* Directive
Each line below is to be written out in full, exactly as shown.
━━━ Exercise inputs ━━━
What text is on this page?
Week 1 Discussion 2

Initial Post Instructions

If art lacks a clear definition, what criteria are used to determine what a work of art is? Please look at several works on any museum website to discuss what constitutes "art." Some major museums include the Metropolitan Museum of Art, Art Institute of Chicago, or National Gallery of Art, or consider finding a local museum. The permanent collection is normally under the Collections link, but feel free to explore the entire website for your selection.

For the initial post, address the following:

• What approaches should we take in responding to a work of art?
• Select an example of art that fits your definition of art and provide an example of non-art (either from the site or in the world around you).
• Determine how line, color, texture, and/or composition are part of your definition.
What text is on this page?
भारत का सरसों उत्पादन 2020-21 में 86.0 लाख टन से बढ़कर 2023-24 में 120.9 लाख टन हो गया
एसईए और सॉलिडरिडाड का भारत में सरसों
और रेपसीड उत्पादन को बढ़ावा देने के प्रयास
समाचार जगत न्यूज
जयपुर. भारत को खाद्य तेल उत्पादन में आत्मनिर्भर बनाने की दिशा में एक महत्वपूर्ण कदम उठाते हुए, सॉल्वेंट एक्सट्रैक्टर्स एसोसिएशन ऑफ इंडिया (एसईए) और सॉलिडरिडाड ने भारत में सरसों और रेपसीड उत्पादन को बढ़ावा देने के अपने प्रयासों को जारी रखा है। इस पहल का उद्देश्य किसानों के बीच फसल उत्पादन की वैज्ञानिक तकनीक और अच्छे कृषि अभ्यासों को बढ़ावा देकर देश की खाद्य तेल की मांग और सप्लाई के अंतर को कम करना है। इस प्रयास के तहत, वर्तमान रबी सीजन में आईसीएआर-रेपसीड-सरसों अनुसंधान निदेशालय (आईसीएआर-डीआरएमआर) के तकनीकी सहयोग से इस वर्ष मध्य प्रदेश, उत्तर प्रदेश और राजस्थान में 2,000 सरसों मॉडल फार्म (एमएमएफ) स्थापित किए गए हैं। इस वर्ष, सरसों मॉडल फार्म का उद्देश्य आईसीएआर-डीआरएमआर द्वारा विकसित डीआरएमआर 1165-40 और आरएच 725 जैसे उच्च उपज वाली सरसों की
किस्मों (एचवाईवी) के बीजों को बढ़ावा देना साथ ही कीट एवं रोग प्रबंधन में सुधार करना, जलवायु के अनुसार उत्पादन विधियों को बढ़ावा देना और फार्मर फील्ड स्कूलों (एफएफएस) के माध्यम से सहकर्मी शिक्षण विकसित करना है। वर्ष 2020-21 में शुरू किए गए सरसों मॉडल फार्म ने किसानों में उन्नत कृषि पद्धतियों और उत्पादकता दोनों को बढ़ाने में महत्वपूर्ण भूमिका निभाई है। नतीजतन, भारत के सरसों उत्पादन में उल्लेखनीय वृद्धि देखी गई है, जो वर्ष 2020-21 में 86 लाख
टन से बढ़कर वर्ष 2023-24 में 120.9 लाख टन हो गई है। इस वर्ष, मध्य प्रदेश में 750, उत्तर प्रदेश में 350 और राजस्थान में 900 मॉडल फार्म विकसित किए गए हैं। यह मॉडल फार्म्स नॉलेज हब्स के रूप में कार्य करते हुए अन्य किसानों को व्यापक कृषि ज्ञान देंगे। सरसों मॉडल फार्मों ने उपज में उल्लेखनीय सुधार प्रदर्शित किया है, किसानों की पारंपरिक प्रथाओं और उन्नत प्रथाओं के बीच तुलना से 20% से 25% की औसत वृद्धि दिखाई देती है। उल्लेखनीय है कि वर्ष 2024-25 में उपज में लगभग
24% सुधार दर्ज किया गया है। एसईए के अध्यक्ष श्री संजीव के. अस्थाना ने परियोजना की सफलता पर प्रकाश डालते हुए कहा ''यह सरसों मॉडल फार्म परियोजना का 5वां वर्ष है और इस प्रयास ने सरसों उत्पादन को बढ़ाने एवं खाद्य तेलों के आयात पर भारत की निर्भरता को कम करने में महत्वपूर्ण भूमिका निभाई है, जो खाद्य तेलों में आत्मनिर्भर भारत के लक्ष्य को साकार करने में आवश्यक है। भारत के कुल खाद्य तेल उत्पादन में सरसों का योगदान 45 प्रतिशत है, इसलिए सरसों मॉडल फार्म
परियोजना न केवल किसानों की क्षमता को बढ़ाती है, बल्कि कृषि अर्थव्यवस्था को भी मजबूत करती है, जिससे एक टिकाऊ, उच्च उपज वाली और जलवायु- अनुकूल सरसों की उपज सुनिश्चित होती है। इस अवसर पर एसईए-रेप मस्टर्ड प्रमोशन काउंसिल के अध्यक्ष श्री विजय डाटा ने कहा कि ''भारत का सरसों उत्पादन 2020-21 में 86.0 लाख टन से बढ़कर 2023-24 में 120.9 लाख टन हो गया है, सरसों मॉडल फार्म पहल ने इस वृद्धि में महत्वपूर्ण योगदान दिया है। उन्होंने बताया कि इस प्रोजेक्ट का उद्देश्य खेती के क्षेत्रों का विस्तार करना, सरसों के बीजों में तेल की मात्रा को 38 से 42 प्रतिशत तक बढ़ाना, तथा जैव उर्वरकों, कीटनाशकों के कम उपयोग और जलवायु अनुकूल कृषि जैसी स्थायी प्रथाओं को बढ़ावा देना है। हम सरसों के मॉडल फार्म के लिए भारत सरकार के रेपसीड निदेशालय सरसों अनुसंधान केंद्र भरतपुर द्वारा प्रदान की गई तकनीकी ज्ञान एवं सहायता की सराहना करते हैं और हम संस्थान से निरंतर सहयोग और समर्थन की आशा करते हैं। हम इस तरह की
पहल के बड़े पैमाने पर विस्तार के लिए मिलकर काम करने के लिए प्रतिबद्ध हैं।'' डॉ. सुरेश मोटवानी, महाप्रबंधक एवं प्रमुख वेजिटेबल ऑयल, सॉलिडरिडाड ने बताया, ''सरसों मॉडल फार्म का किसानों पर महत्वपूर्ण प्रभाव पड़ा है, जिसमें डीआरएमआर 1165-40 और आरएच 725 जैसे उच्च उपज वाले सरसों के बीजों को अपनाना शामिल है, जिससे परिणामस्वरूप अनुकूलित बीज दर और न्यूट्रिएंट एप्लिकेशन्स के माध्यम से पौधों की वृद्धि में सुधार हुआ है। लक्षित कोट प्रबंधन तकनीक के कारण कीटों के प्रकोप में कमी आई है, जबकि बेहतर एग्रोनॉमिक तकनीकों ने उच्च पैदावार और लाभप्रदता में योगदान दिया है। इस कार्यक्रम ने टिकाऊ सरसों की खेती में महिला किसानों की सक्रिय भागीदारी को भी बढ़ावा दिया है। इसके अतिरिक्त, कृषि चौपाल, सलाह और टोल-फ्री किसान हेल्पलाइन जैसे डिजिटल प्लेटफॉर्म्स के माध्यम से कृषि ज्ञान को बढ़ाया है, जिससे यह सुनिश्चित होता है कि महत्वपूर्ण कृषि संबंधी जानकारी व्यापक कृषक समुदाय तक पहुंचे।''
━━━
* Written answer
What text is on this page?
Week 1 Discussion 2

Initial Post Instructions

If art lacks a clear definition, what criteria are used to determine what a work of art is? Please look at several works on any museum website to discuss what constitutes "art." Some major museums include the Metropolitan Museum of Art, Art Institute of Chicago, or National Gallery of Art, or consider finding a local museum. The permanent collection is normally under the Collections link, but feel free to explore the entire website for your selection.

For the initial post, address the following:

• What approaches should we take in responding to a work of art?
• Select an example of art that fits your definition of art and provide an example of non-art (either from the site or in the world around you).
• Determine how line, color, texture, and/or composition are part of your definition.
What text is on this page?
भारत का सरसों उत्पादन 2020-21 में 86.0 लाख टन से बढ़कर 2023-24 में 120.9 लाख टन हो गया
एसईए और सॉलिडरिडाड का भारत में सरसों
और रेपसीड उत्पादन को बढ़ावा देने के प्रयास
समाचार जगत न्यूज
जयपुर. भारत को खाद्य तेल उत्पादन में आत्मनिर्भर बनाने की दिशा में एक महत्वपूर्ण कदम उठाते हुए, सॉल्वेंट एक्सट्रैक्टर्स एसोसिएशन ऑफ इंडिया (एसईए) और सॉलिडरिडाड ने भारत में सरसों और रेपसीड उत्पादन को बढ़ावा देने के अपने प्रयासों को जारी रखा है। इस पहल का उद्देश्य किसानों के बीच फसल उत्पादन की वैज्ञानिक तकनीक और अच्छे कृषि अभ्यासों को बढ़ावा देकर देश की खाद्य तेल की मांग और सप्लाई के अंतर को कम करना है। इस प्रयास के तहत, वर्तमान रबी सीजन में आईसीएआर-रेपसीड-सरसों अनुसंधान निदेशालय (आईसीएआर-डीआरएमआर) के तकनीकी सहयोग से इस वर्ष मध्य प्रदेश, उत्तर प्रदेश और राजस्थान में 2,000 सरसों मॉडल फार्म (एमएमएफ) स्थापित किए गए हैं। इस वर्ष, सरसों मॉडल फार्म का उद्देश्य आईसीएआर-डीआरएमआर द्वारा विकसित डीआरएमआर 1165-40 और आरएच 725 जैसे उच्च उपज वाली सरसों की
किस्मों (एचवाईवी) के बीजों को बढ़ावा देना साथ ही कीट एवं रोग प्रबंधन में सुधार करना, जलवायु के अनुसार उत्पादन विधियों को बढ़ावा देना और फार्मर फील्ड स्कूलों (एफएफएस) के माध्यम से सहकर्मी शिक्षण विकसित करना है। वर्ष 2020-21 में शुरू किए गए सरसों मॉडल फार्म ने किसानों में उन्नत कृषि पद्धतियों और उत्पादकता दोनों को बढ़ाने में महत्वपूर्ण भूमिका निभाई है। नतीजतन, भारत के सरसों उत्पादन में उल्लेखनीय वृद्धि देखी गई है, जो वर्ष 2020-21 में 86 लाख
टन से बढ़कर वर्ष 2023-24 में 120.9 लाख टन हो गई है। इस वर्ष, मध्य प्रदेश में 750, उत्तर प्रदेश में 350 और राजस्थान में 900 मॉडल फार्म विकसित किए गए हैं। यह मॉडल फार्म्स नॉलेज हब्स के रूप में कार्य करते हुए अन्य किसानों को व्यापक कृषि ज्ञान देंगे। सरसों मॉडल फार्मों ने उपज में उल्लेखनीय सुधार प्रदर्शित किया है, किसानों की पारंपरिक प्रथाओं और उन्नत प्रथाओं के बीच तुलना से 20% से 25% की औसत वृद्धि दिखाई देती है। उल्लेखनीय है कि वर्ष 2024-25 में उपज में लगभग
24% सुधार दर्ज किया गया है। एसईए के अध्यक्ष श्री संजीव के. अस्थाना ने परियोजना की सफलता पर प्रकाश डालते हुए कहा ''यह सरसों मॉडल फार्म परियोजना का 5वां वर्ष है और इस प्रयास ने सरसों उत्पादन को बढ़ाने एवं खाद्य तेलों के आयात पर भारत की निर्भरता को कम करने में महत्वपूर्ण भूमिका निभाई है, जो खाद्य तेलों में आत्मनिर्भर भारत के लक्ष्य को साकार करने में आवश्यक है। भारत के कुल खाद्य तेल उत्पादन में सरसों का योगदान 45 प्रतिशत है, इसलिए सरसों मॉडल फार्म
परियोजना न केवल किसानों की क्षमता को बढ़ाती है, बल्कि कृषि अर्थव्यवस्था को भी मजबूत करती है, जिससे एक टिकाऊ, उच्च उपज वाली और जलवायु- अनुकूल सरसों की उपज सुनिश्चित होती है। इस अवसर पर एसईए-रेप मस्टर्ड प्रमोशन काउंसिल के अध्यक्ष श्री विजय डाटा ने कहा कि ''भारत का सरसों उत्पादन 2020-21 में 86.0 लाख टन से बढ़कर 2023-24 में 120.9 लाख टन हो गया है, सरसों मॉडल फार्म पहल ने इस वृद्धि में महत्वपूर्ण योगदान दिया है। उन्होंने बताया कि इस प्रोजेक्ट का उद्देश्य खेती के क्षेत्रों का विस्तार करना, सरसों के बीजों में तेल की मात्रा को 38 से 42 प्रतिशत तक बढ़ाना, तथा जैव उर्वरकों, कीटनाशकों के कम उपयोग और जलवायु अनुकूल कृषि जैसी स्थायी प्रथाओं को बढ़ावा देना है। हम सरसों के मॉडल फार्म के लिए भारत सरकार के रेपसीड निदेशालय सरसों अनुसंधान केंद्र भरतपुर द्वारा प्रदान की गई तकनीकी ज्ञान एवं सहायता की सराहना करते हैं और हम संस्थान से निरंतर सहयोग और समर्थन की आशा करते हैं। हम इस तरह की
पहल के बड़े पैमाने पर विस्तार के लिए मिलकर काम करने के लिए प्रतिबद्ध हैं।'' डॉ. सुरेश मोटवानी, महाप्रबंधक एवं प्रमुख वेजिटेबल ऑयल, सॉलिडरिडाड ने बताया, ''सरसों मॉडल फार्म का किसानों पर महत्वपूर्ण प्रभाव पड़ा है, जिसमें डीआरएमआर 1165-40 और आरएच 725 जैसे उच्च उपज वाले सरसों के बीजों को अपनाना शामिल है, जिससे परिणामस्वरूप अनुकूलित बीज दर और न्यूट्रिएंट एप्लिकेशन्स के माध्यम से पौधों की वृद्धि में सुधार हुआ है। लक्षित कोट प्रबंधन तकनीक के कारण कीटों के प्रकोप में कमी आई है, जबकि बेहतर एग्रोनॉमिक तकनीकों ने उच्च पैदावार और लाभप्रदता में योगदान दिया है। इस कार्यक्रम ने टिकाऊ सरसों की खेती में महिला किसानों की सक्रिय भागीदारी को भी बढ़ावा दिया है। इसके अतिरिक्त, कृषि चौपाल, सलाह और टोल-फ्री किसान हेल्पलाइन जैसे डिजिटल प्लेटफॉर्म्स के माध्यम से कृषि ज्ञान को बढ़ाया है, जिससे यह सुनिश्चित होता है कि महत्वपूर्ण कृषि संबंधी जानकारी व्यापक कृषक समुदाय तक पहुंचे।''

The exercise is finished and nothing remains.